→ **Directions for this task**
Give the data again, word for word.

** START OF Record list **

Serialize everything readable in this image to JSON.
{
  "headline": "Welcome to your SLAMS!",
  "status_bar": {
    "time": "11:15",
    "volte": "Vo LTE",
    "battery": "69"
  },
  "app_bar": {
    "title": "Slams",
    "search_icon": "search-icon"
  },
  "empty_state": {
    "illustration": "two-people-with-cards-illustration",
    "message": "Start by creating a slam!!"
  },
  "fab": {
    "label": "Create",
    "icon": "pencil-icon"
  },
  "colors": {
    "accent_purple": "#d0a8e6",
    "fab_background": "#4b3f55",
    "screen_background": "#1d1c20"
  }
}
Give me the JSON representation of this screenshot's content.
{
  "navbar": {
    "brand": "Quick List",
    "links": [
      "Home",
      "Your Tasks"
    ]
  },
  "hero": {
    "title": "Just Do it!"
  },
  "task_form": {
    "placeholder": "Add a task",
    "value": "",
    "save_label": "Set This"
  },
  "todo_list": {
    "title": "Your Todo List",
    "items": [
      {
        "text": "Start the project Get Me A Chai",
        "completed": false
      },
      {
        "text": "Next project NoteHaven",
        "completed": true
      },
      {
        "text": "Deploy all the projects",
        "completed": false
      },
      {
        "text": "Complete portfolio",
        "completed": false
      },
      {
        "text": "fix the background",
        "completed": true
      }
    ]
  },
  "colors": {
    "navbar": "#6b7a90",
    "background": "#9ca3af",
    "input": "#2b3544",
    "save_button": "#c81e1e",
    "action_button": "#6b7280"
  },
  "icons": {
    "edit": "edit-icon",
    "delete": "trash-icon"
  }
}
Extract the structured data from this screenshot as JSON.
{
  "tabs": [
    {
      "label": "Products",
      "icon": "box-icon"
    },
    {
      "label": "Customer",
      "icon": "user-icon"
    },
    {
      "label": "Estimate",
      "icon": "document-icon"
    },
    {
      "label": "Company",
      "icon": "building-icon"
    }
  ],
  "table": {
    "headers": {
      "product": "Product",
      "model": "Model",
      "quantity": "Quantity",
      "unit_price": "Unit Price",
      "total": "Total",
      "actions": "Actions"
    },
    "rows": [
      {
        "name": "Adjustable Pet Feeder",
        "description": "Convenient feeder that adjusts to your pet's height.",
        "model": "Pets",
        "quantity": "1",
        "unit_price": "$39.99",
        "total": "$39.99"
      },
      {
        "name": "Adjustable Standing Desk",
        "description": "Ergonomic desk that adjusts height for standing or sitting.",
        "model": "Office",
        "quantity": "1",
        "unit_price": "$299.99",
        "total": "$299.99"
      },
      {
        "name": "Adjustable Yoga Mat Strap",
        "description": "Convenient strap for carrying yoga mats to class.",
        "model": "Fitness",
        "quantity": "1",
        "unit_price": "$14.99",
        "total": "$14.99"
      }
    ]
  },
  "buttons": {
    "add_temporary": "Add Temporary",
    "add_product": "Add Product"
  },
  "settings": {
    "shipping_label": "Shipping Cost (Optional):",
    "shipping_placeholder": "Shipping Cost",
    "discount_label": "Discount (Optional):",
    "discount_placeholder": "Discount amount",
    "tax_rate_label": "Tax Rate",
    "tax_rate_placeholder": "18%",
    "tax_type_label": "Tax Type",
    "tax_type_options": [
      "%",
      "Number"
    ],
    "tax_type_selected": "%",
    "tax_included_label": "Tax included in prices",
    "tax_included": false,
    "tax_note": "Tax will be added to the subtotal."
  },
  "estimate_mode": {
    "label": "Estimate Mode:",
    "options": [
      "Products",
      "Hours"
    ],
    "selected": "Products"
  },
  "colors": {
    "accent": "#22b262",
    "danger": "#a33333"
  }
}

** END OF Record list **

→ **Solution for this exercise**
Serialize everything readable in this image to JSON.
{
  "headline": "Welcome to your SLAMS!",
  "status_bar": {
    "time": "11:15",
    "volte": "Vo LTE",
    "battery": "69"
  },
  "app_bar": {
    "title": "Slams",
    "search_icon": "search-icon"
  },
  "empty_state": {
    "illustration": "two-people-with-cards-illustration",
    "message": "Start by creating a slam!!"
  },
  "fab": {
    "label": "Create",
    "icon": "pencil-icon"
  },
  "colors": {
    "accent_purple": "#d0a8e6",
    "fab_background": "#4b3f55",
    "screen_background": "#1d1c20"
  }
}
Give me the JSON representation of this screenshot's content.
{
  "navbar": {
    "brand": "Quick List",
    "links": [
      "Home",
      "Your Tasks"
    ]
  },
  "hero": {
    "title": "Just Do it!"
  },
  "task_form": {
    "placeholder": "Add a task",
    "value": "",
    "save_label": "Set This"
  },
  "todo_list": {
    "title": "Your Todo List",
    "items": [
      {
        "text": "Start the project Get Me A Chai",
        "completed": false
      },
      {
        "text": "Next project NoteHaven",
        "completed": true
      },
      {
        "text": "Deploy all the projects",
        "completed": false
      },
      {
        "text": "Complete portfolio",
        "completed": false
      },
      {
        "text": "fix the background",
        "completed": true
      }
    ]
  },
  "colors": {
    "navbar": "#6b7a90",
    "background": "#9ca3af",
    "input": "#2b3544",
    "save_button": "#c81e1e",
    "action_button": "#6b7280"
  },
  "icons": {
    "edit": "edit-icon",
    "delete": "trash-icon"
  }
}
Extract the structured data from this screenshot as JSON.
{
  "tabs": [
    {
      "label": "Products",
      "icon": "box-icon"
    },
    {
      "label": "Customer",
      "icon": "user-icon"
    },
    {
      "label": "Estimate",
      "icon": "document-icon"
    },
    {
      "label": "Company",
      "icon": "building-icon"
    }
  ],
  "table": {
    "headers": {
      "product": "Product",
      "model": "Model",
      "quantity": "Quantity",
      "unit_price": "Unit Price",
      "total": "Total",
      "actions": "Actions"
    },
    "rows": [
      {
        "name": "Adjustable Pet Feeder",
        "description": "Convenient feeder that adjusts to your pet's height.",
        "model": "Pets",
        "quantity": "1",
        "unit_price": "$39.99",
        "total": "$39.99"
      },
      {
        "name": "Adjustable Standing Desk",
        "description": "Ergonomic desk that adjusts height for standing or sitting.",
        "model": "Office",
        "quantity": "1",
        "unit_price": "$299.99",
        "total": "$299.99"
      },
      {
        "name": "Adjustable Yoga Mat Strap",
        "description": "Convenient strap for carrying yoga mats to class.",
        "model": "Fitness",
        "quantity": "1",
        "unit_price": "$14.99",
        "total": "$14.99"
      }
    ]
  },
  "buttons": {
    "add_temporary": "Add Temporary",
    "add_product": "Add Product"
  },
  "settings": {
    "shipping_label": "Shipping Cost (Optional):",
    "shipping_placeholder": "Shipping Cost",
    "discount_label": "Discount (Optional):",
    "discount_placeholder": "Discount amount",
    "tax_rate_label": "Tax Rate",
    "tax_rate_placeholder": "18%",
    "tax_type_label": "Tax Type",
    "tax_type_options": [
      "%",
      "Number"
    ],
    "tax_type_selected": "%",
    "tax_included_label": "Tax included in prices",
    "tax_included": false,
    "tax_note": "Tax will be added to the subtotal."
  },
  "estimate_mode": {
    "label": "Estimate Mode:",
    "options": [
      "Products",
      "Hours"
    ],
    "selected": "Products"
  },
  "colors": {
    "accent": "#22b262",
    "danger": "#a33333"
  }
}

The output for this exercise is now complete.